(TASK TO CARRY OUT): Identify the lines that include the word "Customer", then copy all of them.
● ● ●
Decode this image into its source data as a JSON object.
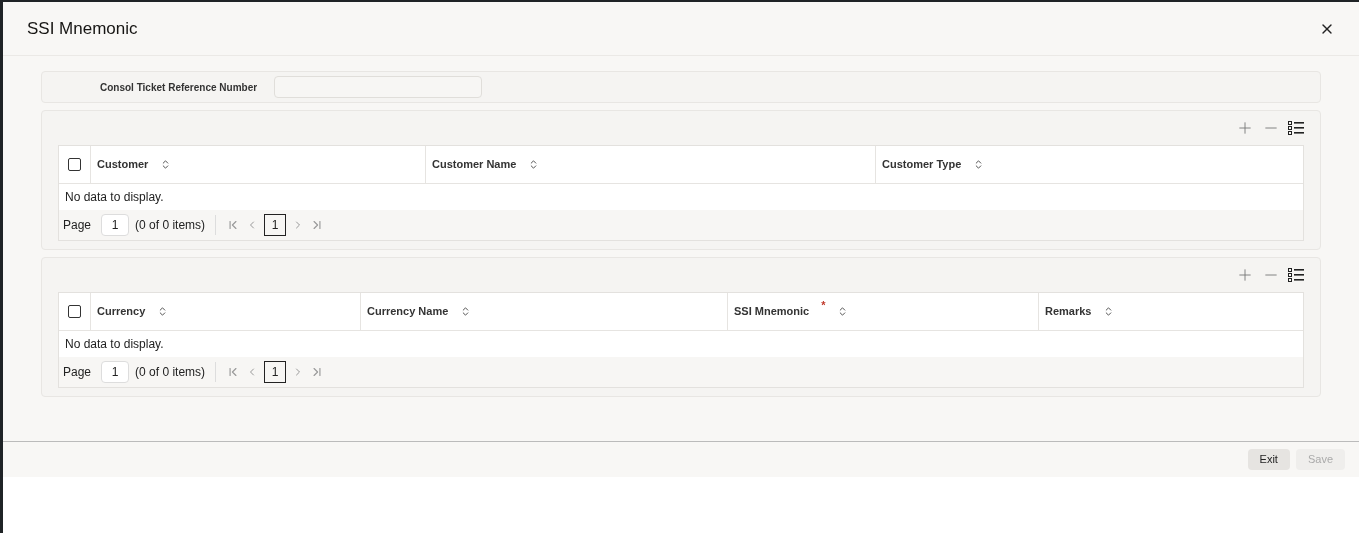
{
  "dialog": {
    "title": "SSI Mnemonic"
  },
  "field": {
    "label": "Consol Ticket Reference Number"
  },
  "grids": [
    {
      "select_all": {
        "checked": false
      },
      "columns": [
        {
          "label": "Customer",
          "required": false
        },
        {
          "label": "Customer Name",
          "required": false
        },
        {
          "label": "Customer Type",
          "required": false
        }
      ],
      "empty_text": "No data to display.",
      "pager": {
        "label": "Page",
        "page": "1",
        "summary": "(0 of 0 items)",
        "current": "1"
      }
    },
    {
      "select_all": {
        "checked": false
      },
      "columns": [
        {
          "label": "Currency",
          "required": false
        },
        {
          "label": "Currency Name",
          "required": false
        },
        {
          "label": "SSI Mnemonic",
          "required": true,
          "marker": "*"
        },
        {
          "label": "Remarks",
          "required": false
        }
      ],
      "empty_text": "No data to display.",
      "pager": {
        "label": "Page",
        "page": "1",
        "summary": "(0 of 0 items)",
        "current": "1"
      }
    }
  ],
  "buttons": [
    {
      "label": "Exit",
      "disabled": false
    },
    {
      "label": "Save",
      "disabled": true
    }
  ]
}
● ● ●
(CORRECT OUTPUT):
          "label": "Customer",
          "label": "Customer Name",
          "label": "Customer Type",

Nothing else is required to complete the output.